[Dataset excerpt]
* * * * *
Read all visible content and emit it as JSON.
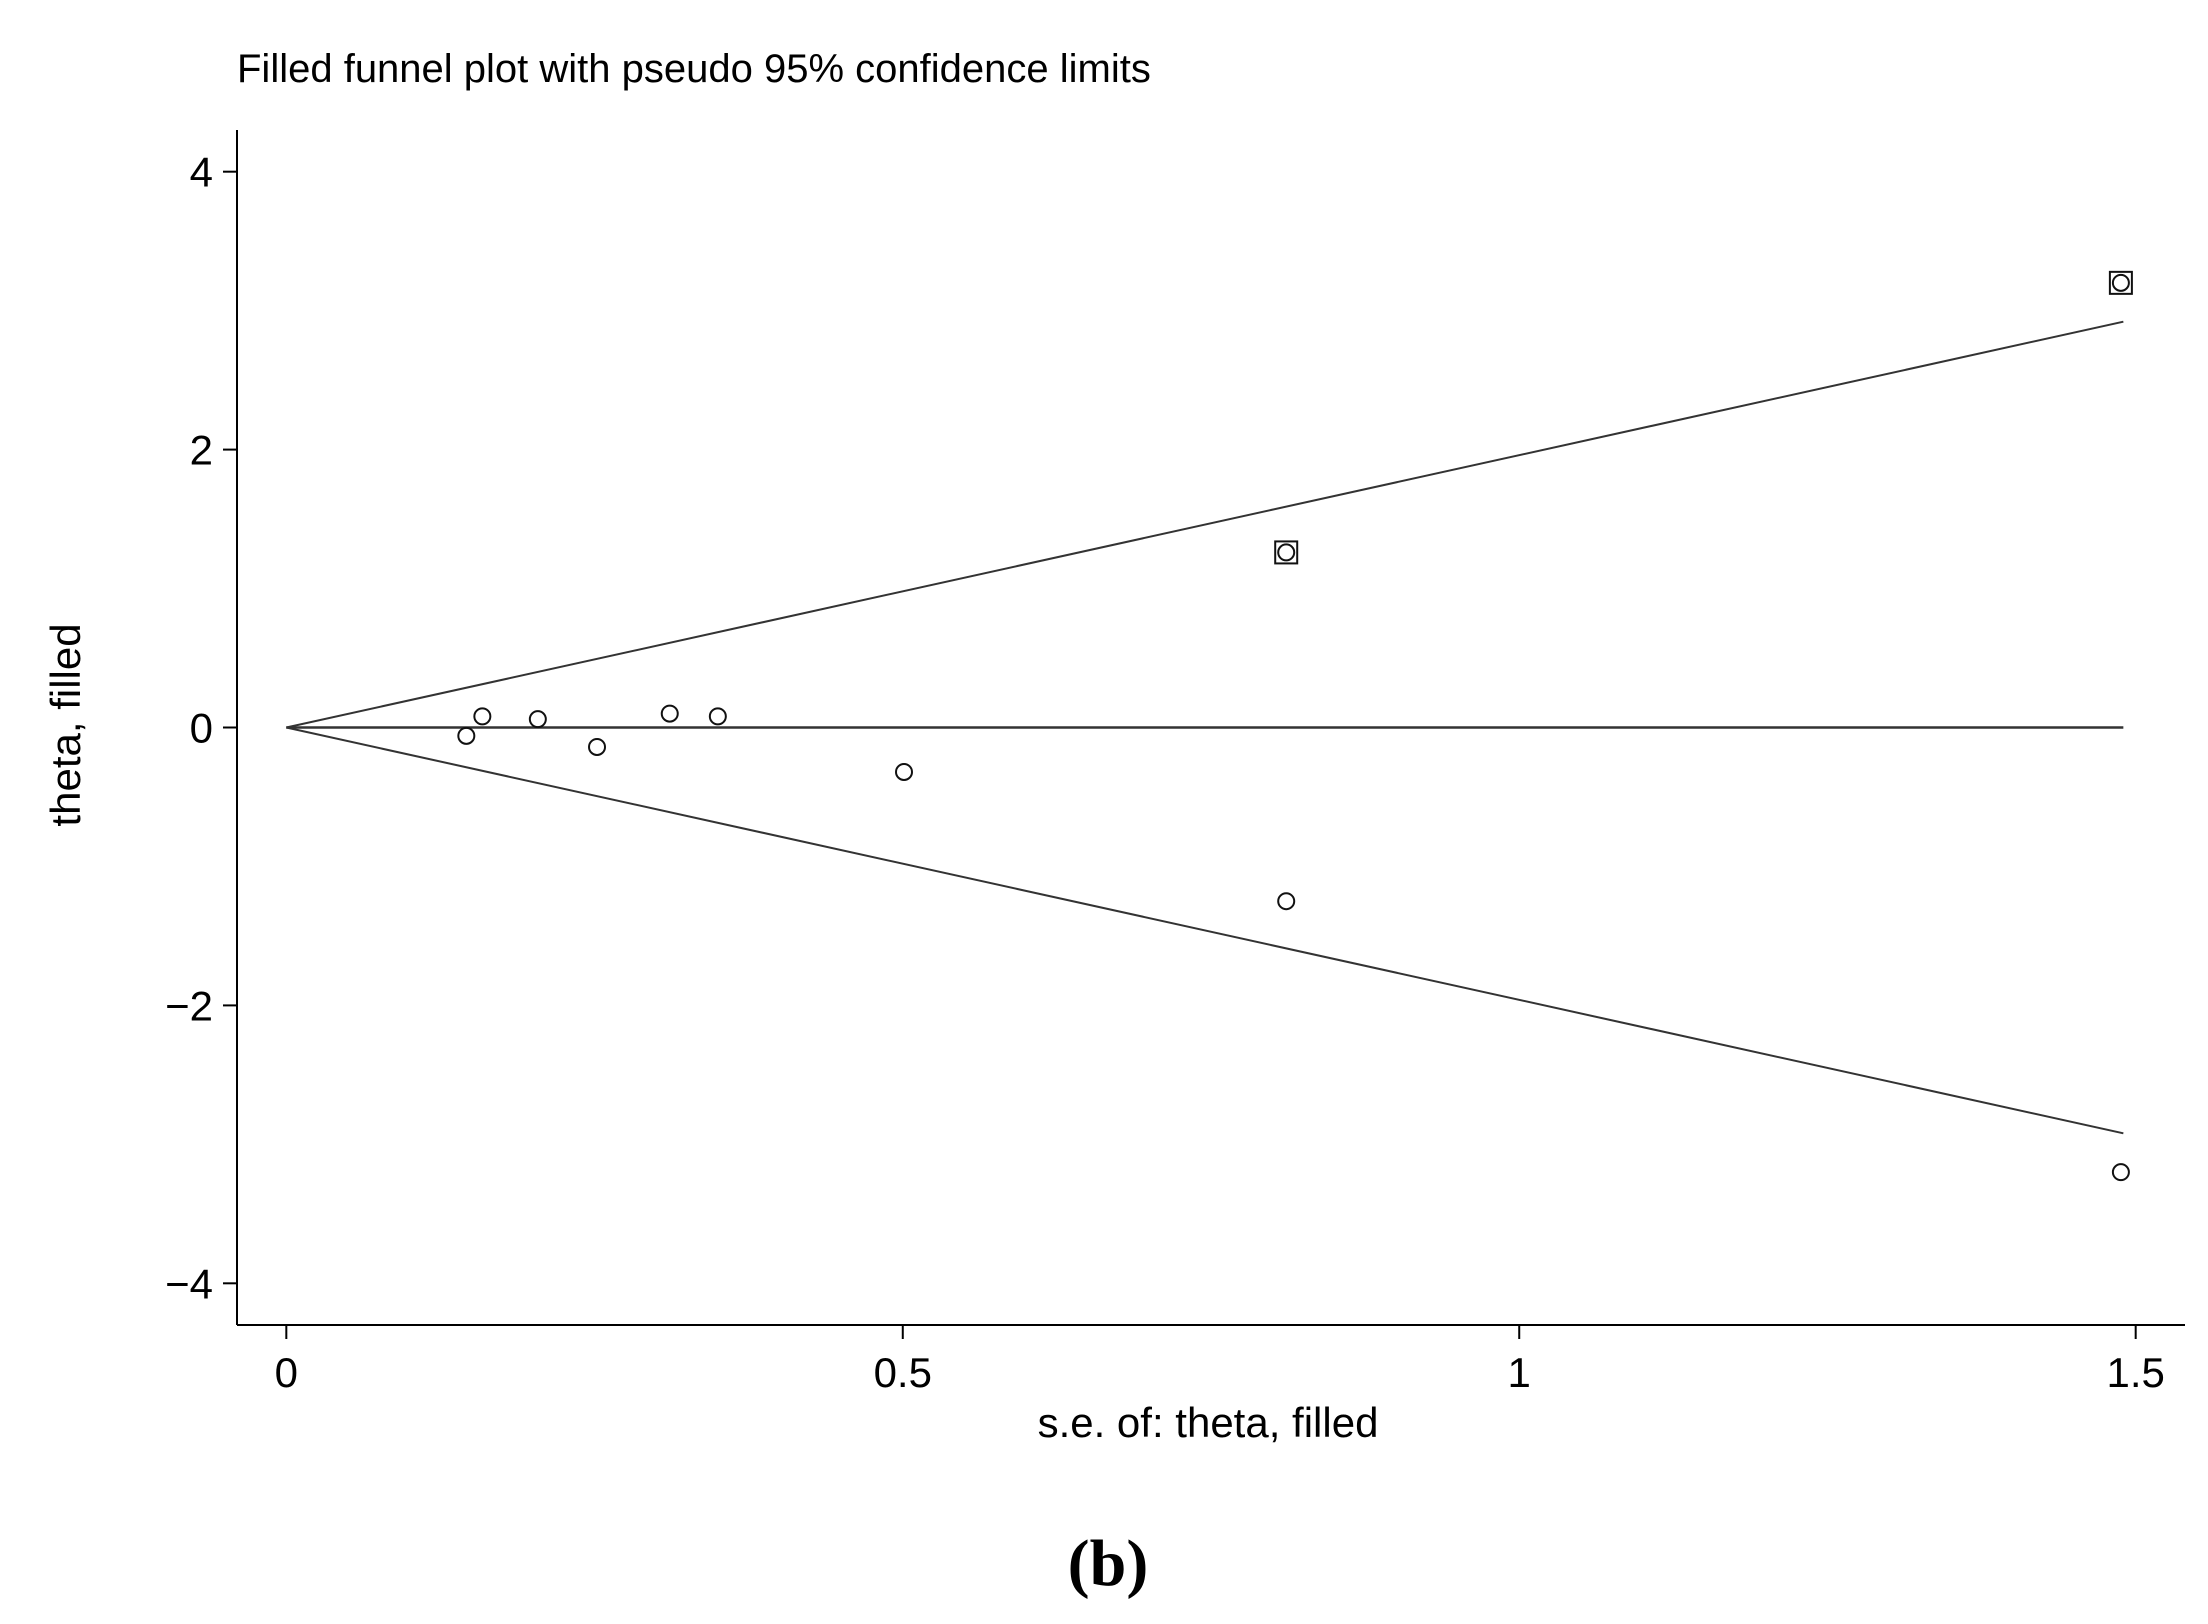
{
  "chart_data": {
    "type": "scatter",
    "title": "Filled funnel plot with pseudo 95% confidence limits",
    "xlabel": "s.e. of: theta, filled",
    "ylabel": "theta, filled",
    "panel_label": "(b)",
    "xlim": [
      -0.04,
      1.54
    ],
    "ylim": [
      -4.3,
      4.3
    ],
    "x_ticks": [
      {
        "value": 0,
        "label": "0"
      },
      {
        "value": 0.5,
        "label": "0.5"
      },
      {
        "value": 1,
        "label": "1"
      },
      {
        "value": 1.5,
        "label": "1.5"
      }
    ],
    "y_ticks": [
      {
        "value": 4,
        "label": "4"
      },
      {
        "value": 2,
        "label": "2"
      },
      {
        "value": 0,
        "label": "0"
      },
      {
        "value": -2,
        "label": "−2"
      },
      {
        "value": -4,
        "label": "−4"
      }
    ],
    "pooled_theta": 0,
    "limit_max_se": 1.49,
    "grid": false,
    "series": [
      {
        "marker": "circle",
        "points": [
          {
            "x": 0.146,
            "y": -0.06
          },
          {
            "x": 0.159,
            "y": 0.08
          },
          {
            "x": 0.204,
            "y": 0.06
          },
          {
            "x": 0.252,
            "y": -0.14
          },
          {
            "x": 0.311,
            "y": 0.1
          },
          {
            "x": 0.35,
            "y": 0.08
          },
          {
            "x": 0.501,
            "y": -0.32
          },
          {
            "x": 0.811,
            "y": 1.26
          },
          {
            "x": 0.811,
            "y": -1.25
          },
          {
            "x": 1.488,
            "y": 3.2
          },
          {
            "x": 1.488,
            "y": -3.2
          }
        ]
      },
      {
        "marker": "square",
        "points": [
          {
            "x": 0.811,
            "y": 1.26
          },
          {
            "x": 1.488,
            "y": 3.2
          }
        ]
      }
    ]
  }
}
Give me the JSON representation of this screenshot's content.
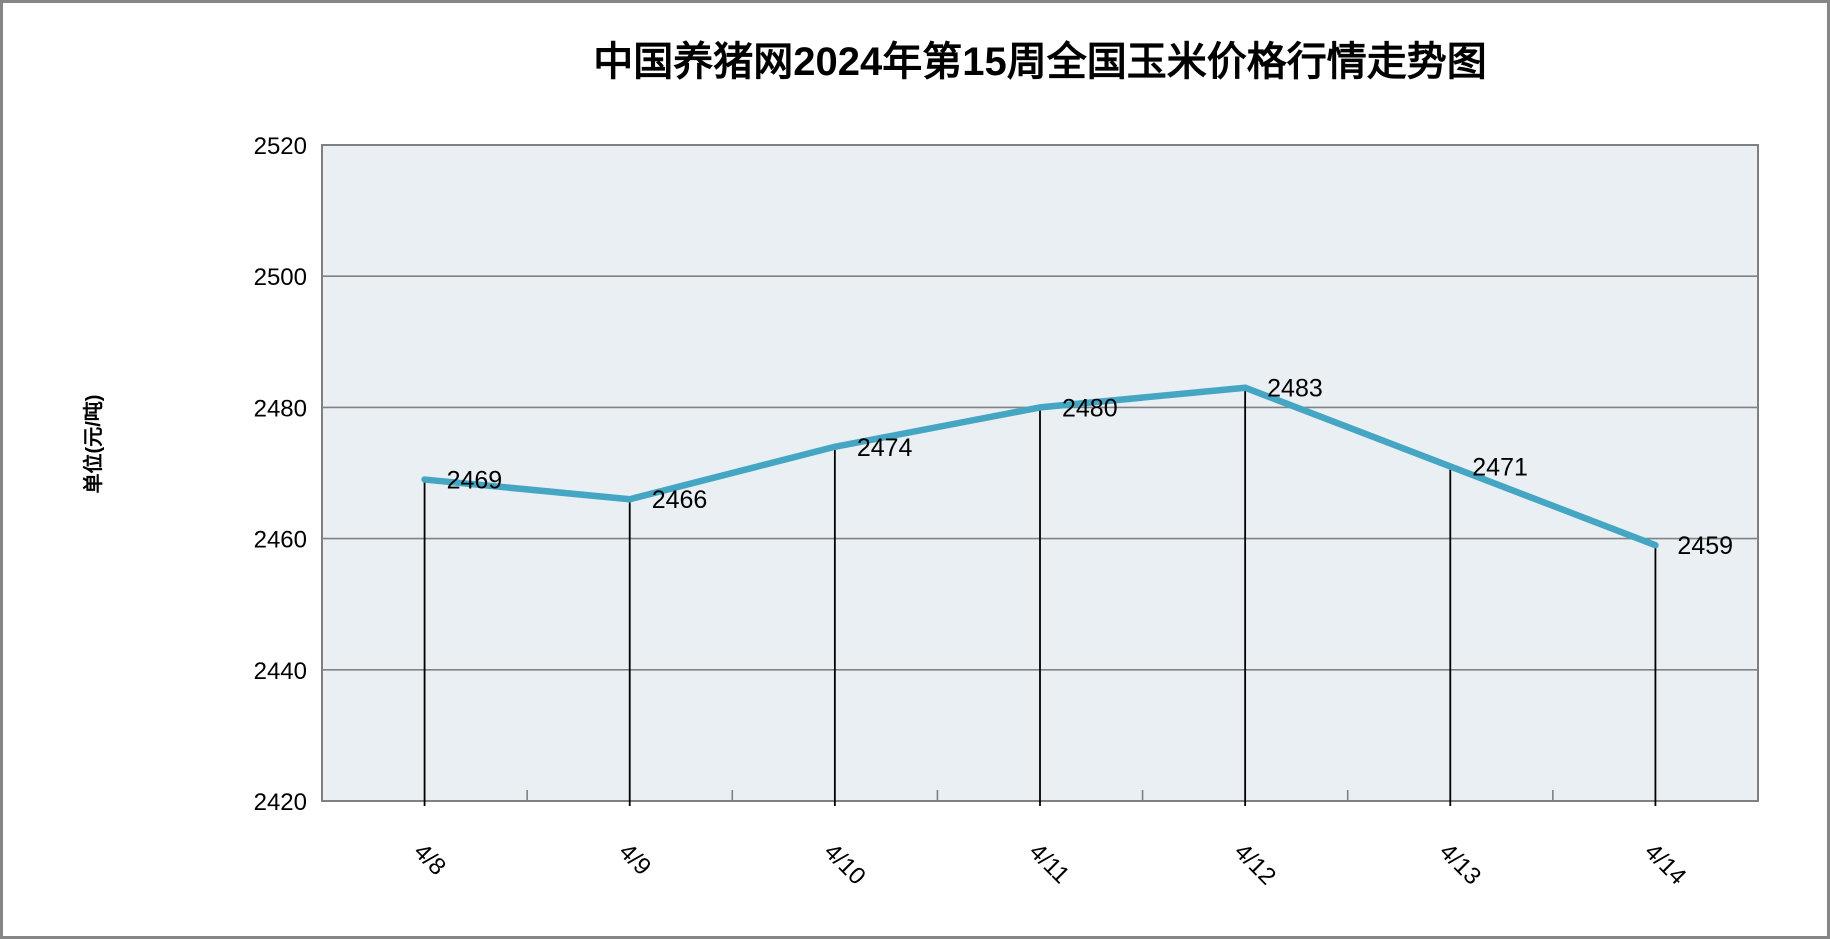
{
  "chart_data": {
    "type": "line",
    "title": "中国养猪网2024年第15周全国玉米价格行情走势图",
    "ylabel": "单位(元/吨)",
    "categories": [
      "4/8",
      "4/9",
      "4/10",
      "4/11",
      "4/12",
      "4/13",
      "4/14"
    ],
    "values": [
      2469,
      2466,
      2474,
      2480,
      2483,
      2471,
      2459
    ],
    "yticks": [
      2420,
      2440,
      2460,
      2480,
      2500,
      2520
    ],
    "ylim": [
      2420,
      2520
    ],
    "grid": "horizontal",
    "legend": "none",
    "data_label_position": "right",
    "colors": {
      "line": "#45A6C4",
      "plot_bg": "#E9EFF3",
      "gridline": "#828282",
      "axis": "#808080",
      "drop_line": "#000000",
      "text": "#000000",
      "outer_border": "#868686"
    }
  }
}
* * * * *
◆ GOAL OF THE EXERCISE: All entries are to be retyped exactly. Omit any embedded images.

◆ TASK RESULT:
Read all visible content and emit it as JSON.
{
  "chart_data": {
    "type": "scatter",
    "title": "Filled funnel plot with pseudo 95% confidence limits",
    "xlabel": "s.e. of: theta, filled",
    "ylabel": "theta, filled",
    "panel_label": "(b)",
    "xlim": [
      -0.04,
      1.54
    ],
    "ylim": [
      -4.3,
      4.3
    ],
    "x_ticks": [
      {
        "value": 0,
        "label": "0"
      },
      {
        "value": 0.5,
        "label": "0.5"
      },
      {
        "value": 1,
        "label": "1"
      },
      {
        "value": 1.5,
        "label": "1.5"
      }
    ],
    "y_ticks": [
      {
        "value": 4,
        "label": "4"
      },
      {
        "value": 2,
        "label": "2"
      },
      {
        "value": 0,
        "label": "0"
      },
      {
        "value": -2,
        "label": "−2"
      },
      {
        "value": -4,
        "label": "−4"
      }
    ],
    "pooled_theta": 0,
    "limit_max_se": 1.49,
    "grid": false,
    "series": [
      {
        "marker": "circle",
        "points": [
          {
            "x": 0.146,
            "y": -0.06
          },
          {
            "x": 0.159,
            "y": 0.08
          },
          {
            "x": 0.204,
            "y": 0.06
          },
          {
            "x": 0.252,
            "y": -0.14
          },
          {
            "x": 0.311,
            "y": 0.1
          },
          {
            "x": 0.35,
            "y": 0.08
          },
          {
            "x": 0.501,
            "y": -0.32
          },
          {
            "x": 0.811,
            "y": 1.26
          },
          {
            "x": 0.811,
            "y": -1.25
          },
          {
            "x": 1.488,
            "y": 3.2
          },
          {
            "x": 1.488,
            "y": -3.2
          }
        ]
      },
      {
        "marker": "square",
        "points": [
          {
            "x": 0.811,
            "y": 1.26
          },
          {
            "x": 1.488,
            "y": 3.2
          }
        ]
      }
    ]
  }
}
Give me the JSON representation of this screenshot's content.
{
  "chart_data": {
    "type": "line",
    "title": "中国养猪网2024年第15周全国玉米价格行情走势图",
    "ylabel": "单位(元/吨)",
    "categories": [
      "4/8",
      "4/9",
      "4/10",
      "4/11",
      "4/12",
      "4/13",
      "4/14"
    ],
    "values": [
      2469,
      2466,
      2474,
      2480,
      2483,
      2471,
      2459
    ],
    "yticks": [
      2420,
      2440,
      2460,
      2480,
      2500,
      2520
    ],
    "ylim": [
      2420,
      2520
    ],
    "grid": "horizontal",
    "legend": "none",
    "data_label_position": "right",
    "colors": {
      "line": "#45A6C4",
      "plot_bg": "#E9EFF3",
      "gridline": "#828282",
      "axis": "#808080",
      "drop_line": "#000000",
      "text": "#000000",
      "outer_border": "#868686"
    }
  }
}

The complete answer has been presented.